-------- Data supplied
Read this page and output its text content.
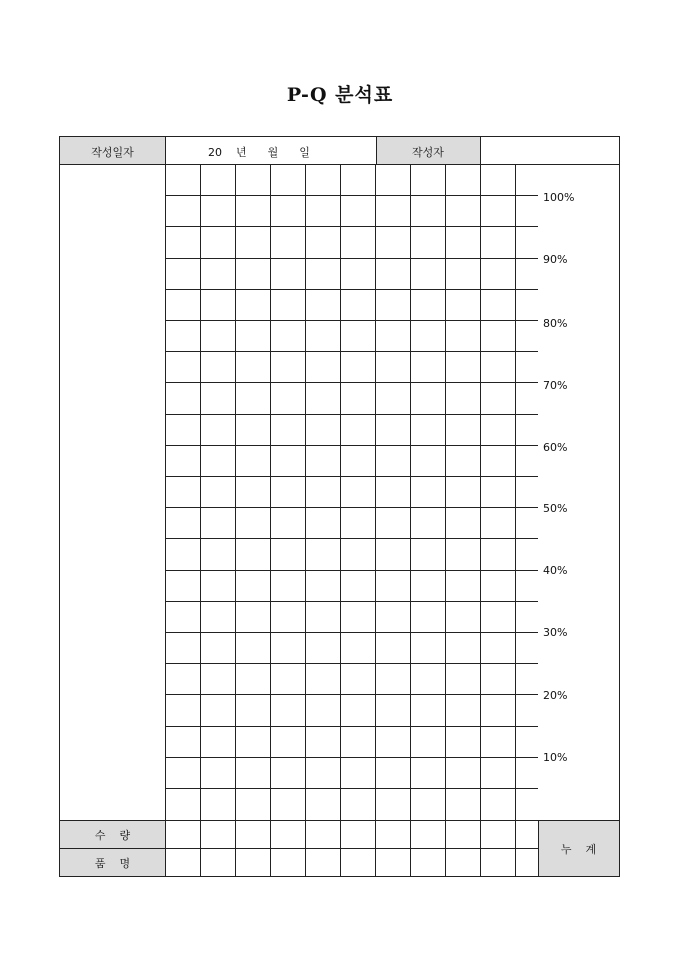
P-Q 분석표
작성일자	20    년      월      일	작성자
수    량
품    명
누    계
100%
90%
80%
70%
60%
50%
40%
30%
20%
10%
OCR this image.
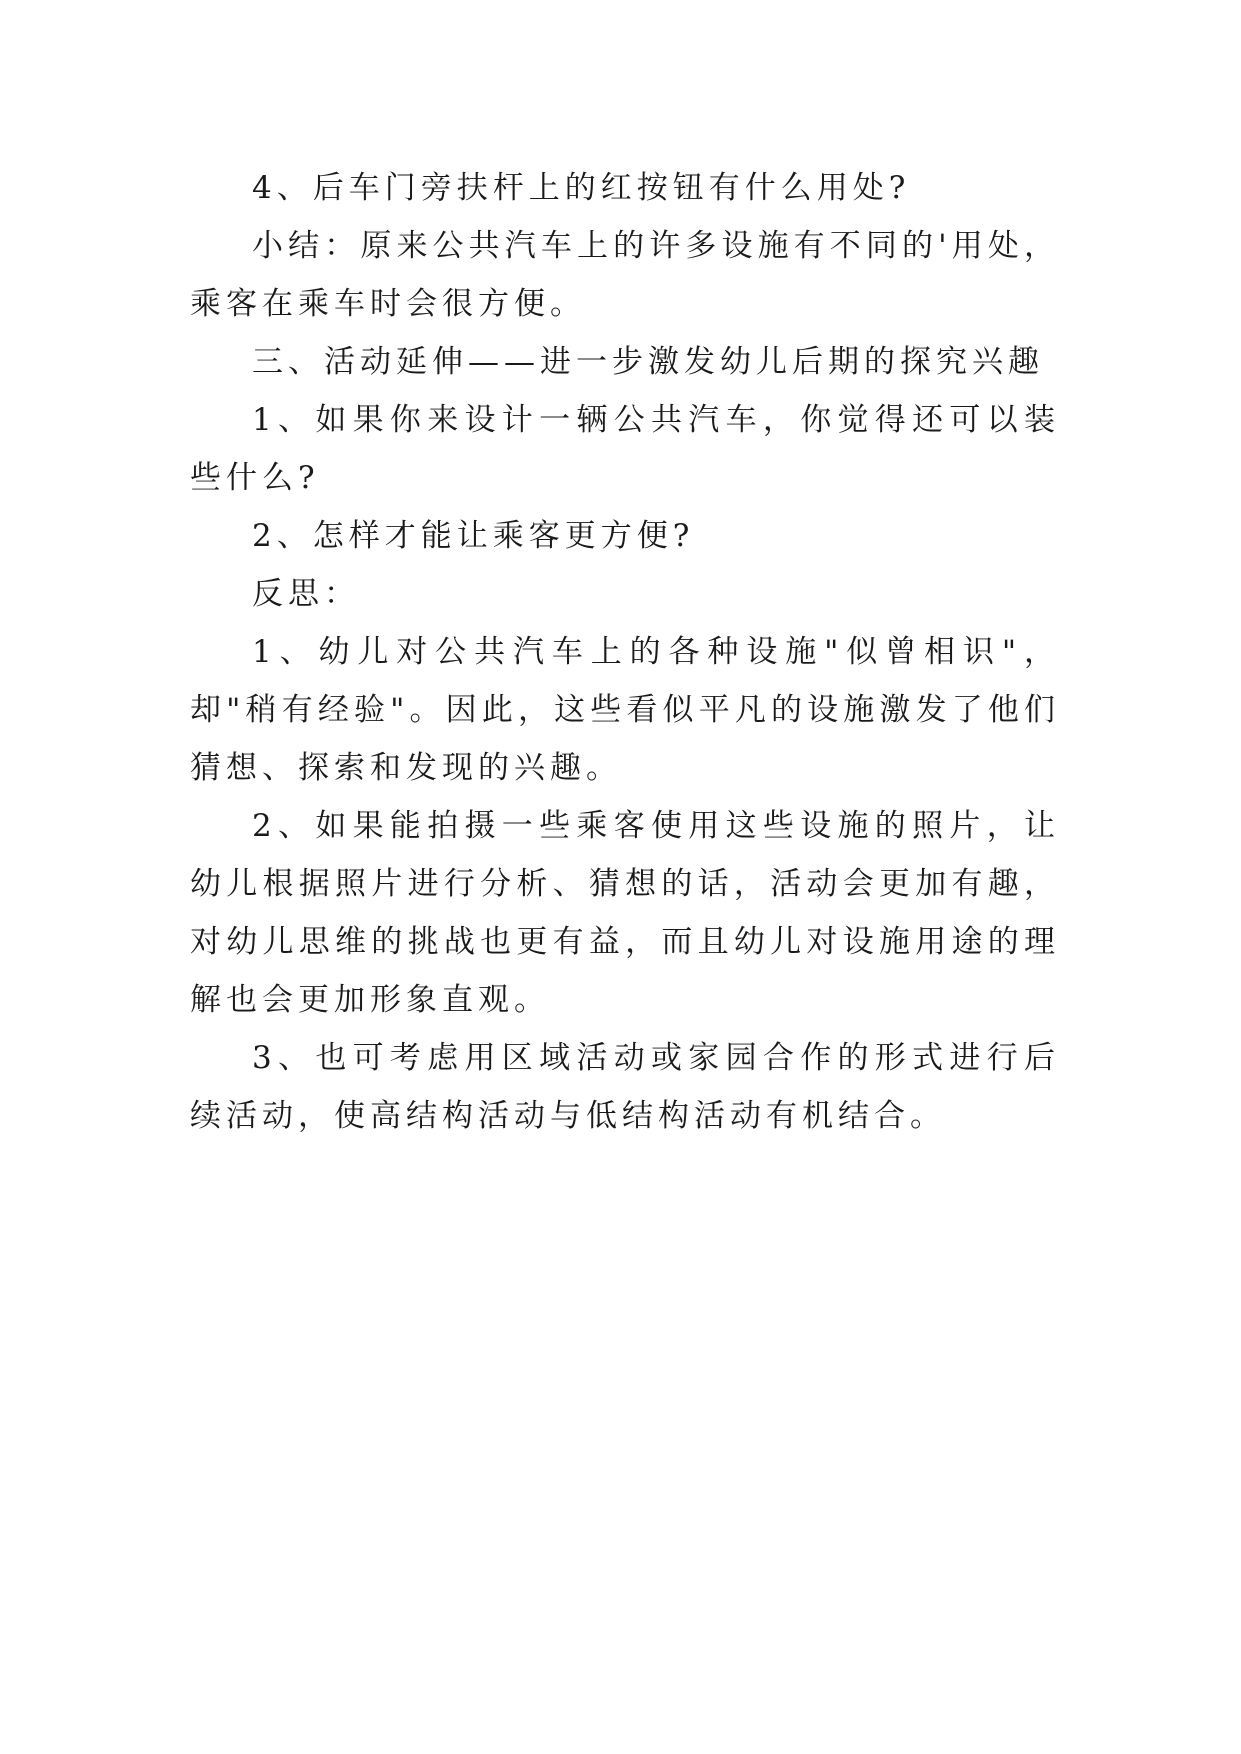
4、后车门旁扶杆上的红按钮有什么用处?

小结：原来公共汽车上的许多设施有不同的'用处，乘客在乘车时会很方便。

三、活动延伸——进一步激发幼儿后期的探究兴趣

1、如果你来设计一辆公共汽车，你觉得还可以装些什么?

2、怎样才能让乘客更方便?

反思：

1、幼儿对公共汽车上的各种设施"似曾相识"，却"稍有经验"。因此，这些看似平凡的设施激发了他们猜想、探索和发现的兴趣。

2、如果能拍摄一些乘客使用这些设施的照片，让幼儿根据照片进行分析、猜想的话，活动会更加有趣，对幼儿思维的挑战也更有益，而且幼儿对设施用途的理解也会更加形象直观。

3、也可考虑用区域活动或家园合作的形式进行后续活动，使高结构活动与低结构活动有机结合。
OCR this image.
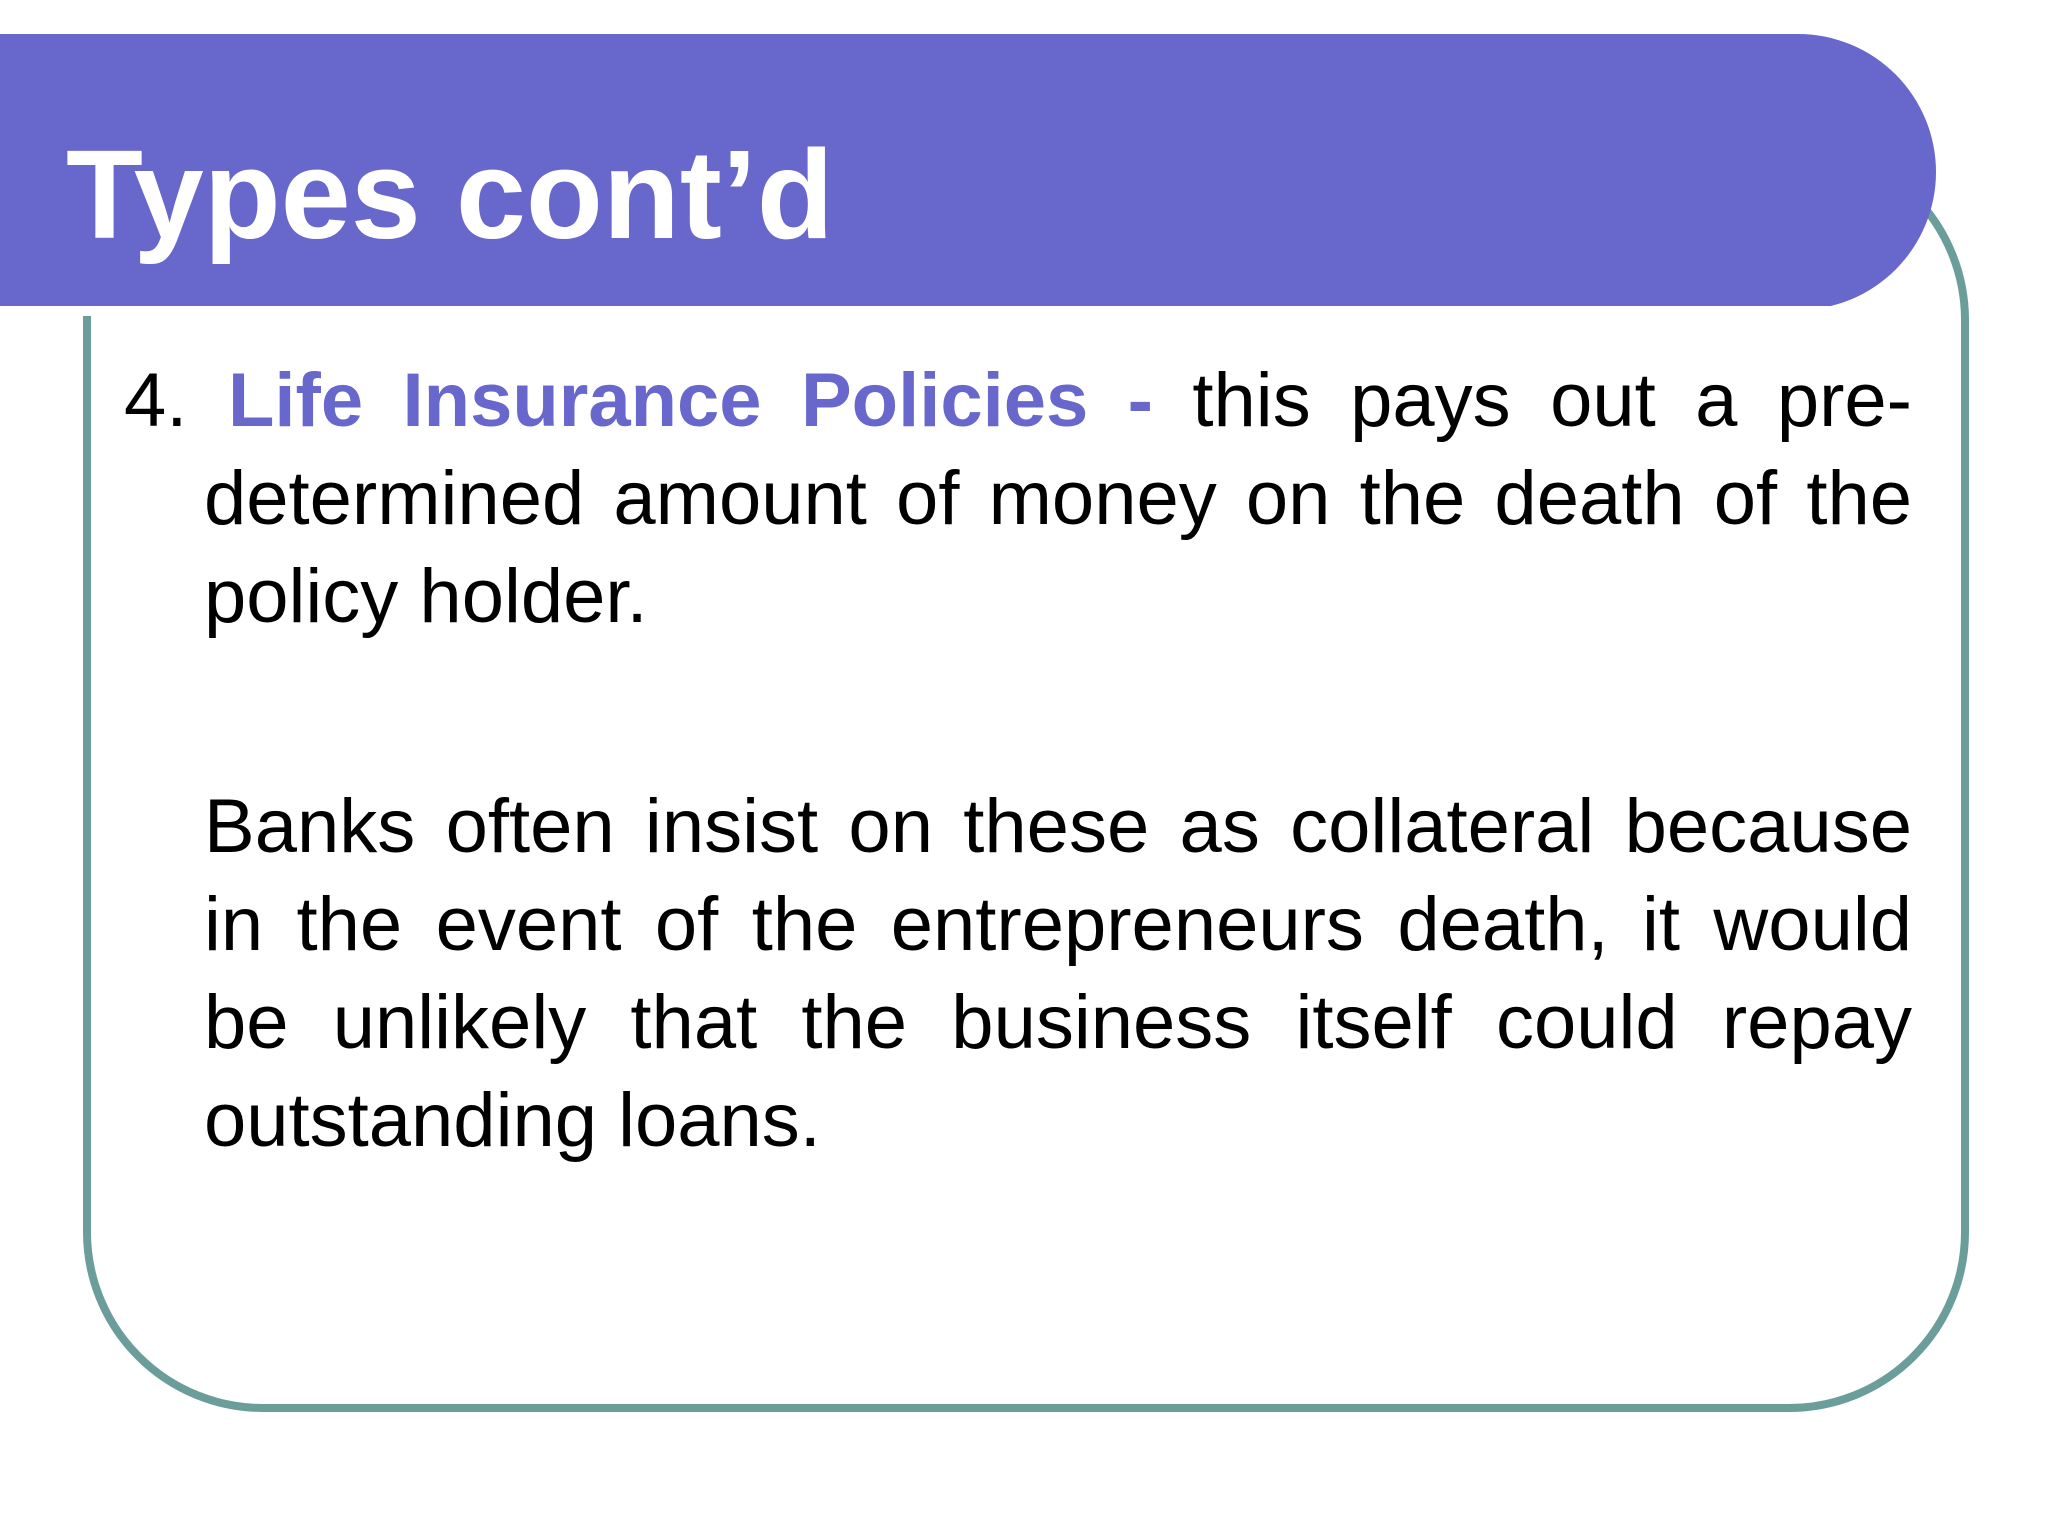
Types cont’d

4. Life Insurance Policies - this pays out a pre-determined amount of money on the death of the policy holder.

Banks often insist on these as collateral because in the event of the entrepreneurs death, it would be unlikely that the business itself could repay outstanding loans.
----------------
## Job
Scan the material above. Copy each line where "death" occurs.

## Result for this exercise
4. Life Insurance Policies - this pays out a pre-determined amount of money on the death of the policy holder.
Banks often insist on these as collateral because in the event of the entrepreneurs death, it would be unlikely that the business itself could repay outstanding loans.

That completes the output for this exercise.